## Given task
Of all the lines in this data, how many include "name"? Respond with the number only.

---- Task inputs

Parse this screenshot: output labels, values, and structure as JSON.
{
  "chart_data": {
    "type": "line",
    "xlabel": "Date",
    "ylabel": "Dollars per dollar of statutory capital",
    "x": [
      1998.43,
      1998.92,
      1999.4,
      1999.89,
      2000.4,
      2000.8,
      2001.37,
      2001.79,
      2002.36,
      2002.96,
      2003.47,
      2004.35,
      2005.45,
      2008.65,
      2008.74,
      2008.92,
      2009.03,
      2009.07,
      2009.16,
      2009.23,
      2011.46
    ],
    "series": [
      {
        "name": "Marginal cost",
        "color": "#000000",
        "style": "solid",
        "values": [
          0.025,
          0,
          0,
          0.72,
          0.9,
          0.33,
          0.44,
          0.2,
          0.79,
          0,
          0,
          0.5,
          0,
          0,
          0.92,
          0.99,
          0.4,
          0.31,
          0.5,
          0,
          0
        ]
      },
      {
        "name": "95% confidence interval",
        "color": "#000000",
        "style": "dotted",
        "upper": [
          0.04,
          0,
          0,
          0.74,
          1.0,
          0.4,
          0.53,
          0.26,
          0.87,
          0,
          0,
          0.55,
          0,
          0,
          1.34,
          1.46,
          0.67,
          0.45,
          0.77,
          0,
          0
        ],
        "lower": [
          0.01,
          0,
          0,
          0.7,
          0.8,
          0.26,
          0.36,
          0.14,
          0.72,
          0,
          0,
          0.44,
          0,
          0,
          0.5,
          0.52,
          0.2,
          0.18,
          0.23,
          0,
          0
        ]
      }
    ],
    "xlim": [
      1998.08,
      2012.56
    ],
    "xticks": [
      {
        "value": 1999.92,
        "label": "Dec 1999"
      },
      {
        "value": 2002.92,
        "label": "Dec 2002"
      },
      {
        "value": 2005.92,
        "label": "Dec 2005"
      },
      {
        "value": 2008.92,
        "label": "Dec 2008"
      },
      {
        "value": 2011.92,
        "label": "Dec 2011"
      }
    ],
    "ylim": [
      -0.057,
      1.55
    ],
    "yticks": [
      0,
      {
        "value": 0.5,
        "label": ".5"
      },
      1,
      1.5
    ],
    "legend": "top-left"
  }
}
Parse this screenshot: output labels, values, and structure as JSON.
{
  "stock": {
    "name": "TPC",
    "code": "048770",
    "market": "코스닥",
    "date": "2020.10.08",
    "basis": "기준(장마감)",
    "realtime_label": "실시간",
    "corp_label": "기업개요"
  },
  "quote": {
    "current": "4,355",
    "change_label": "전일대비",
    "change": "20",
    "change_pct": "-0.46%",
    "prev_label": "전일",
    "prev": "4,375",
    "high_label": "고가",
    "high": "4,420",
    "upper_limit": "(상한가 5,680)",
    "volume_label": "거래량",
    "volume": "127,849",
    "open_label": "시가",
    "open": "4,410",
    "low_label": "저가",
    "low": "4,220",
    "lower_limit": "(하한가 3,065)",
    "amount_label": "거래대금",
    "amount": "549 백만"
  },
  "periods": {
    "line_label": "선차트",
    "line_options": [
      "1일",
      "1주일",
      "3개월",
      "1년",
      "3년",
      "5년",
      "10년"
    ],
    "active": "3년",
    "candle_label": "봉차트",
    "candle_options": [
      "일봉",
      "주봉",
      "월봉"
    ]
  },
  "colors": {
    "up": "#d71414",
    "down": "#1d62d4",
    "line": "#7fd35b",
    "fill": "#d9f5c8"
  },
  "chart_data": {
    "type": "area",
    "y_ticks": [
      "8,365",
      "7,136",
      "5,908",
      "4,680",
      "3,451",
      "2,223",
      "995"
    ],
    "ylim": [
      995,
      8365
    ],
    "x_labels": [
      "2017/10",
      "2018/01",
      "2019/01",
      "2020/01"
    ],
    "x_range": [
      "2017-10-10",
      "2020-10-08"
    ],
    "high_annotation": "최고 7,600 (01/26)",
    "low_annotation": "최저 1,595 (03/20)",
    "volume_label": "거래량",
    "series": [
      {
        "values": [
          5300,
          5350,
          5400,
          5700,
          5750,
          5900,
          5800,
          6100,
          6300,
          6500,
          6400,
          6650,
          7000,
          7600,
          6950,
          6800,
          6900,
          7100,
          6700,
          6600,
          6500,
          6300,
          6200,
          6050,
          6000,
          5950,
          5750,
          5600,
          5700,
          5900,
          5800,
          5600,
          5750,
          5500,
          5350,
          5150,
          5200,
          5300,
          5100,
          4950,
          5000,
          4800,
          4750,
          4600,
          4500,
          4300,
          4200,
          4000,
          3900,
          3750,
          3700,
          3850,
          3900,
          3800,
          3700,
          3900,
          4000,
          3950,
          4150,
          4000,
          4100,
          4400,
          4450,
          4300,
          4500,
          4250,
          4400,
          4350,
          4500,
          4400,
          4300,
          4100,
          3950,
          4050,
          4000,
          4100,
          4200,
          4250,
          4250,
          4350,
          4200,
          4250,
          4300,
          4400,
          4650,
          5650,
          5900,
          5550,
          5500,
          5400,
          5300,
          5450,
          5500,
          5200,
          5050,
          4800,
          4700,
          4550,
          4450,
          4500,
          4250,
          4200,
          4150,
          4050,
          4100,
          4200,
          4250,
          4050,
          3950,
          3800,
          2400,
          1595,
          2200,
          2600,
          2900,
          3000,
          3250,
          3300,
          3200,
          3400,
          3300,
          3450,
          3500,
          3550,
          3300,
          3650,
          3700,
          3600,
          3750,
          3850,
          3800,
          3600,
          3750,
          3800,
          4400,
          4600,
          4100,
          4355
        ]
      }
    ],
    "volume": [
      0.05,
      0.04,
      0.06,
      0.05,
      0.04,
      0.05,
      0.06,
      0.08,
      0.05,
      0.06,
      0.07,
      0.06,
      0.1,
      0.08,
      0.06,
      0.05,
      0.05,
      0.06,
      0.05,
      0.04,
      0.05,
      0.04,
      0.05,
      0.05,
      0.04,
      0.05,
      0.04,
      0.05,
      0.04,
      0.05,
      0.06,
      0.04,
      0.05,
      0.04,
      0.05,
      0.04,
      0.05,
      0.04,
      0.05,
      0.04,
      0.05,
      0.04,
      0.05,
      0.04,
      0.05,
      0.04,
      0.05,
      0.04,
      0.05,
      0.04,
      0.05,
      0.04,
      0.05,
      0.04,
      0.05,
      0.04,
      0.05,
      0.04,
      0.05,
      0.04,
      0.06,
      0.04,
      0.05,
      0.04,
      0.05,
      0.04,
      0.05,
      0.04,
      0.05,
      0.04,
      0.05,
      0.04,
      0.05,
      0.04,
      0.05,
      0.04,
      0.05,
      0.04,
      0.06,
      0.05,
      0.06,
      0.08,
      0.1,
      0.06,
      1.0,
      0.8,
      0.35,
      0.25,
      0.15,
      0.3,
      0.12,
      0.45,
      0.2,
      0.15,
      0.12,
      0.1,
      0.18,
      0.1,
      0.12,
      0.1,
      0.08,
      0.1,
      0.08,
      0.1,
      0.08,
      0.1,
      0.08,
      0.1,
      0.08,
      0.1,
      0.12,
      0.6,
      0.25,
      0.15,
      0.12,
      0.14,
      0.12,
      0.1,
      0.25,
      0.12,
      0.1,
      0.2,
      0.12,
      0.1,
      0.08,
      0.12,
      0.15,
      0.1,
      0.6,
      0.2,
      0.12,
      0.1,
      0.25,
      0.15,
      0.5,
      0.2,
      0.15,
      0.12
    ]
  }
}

--------

## Solution
3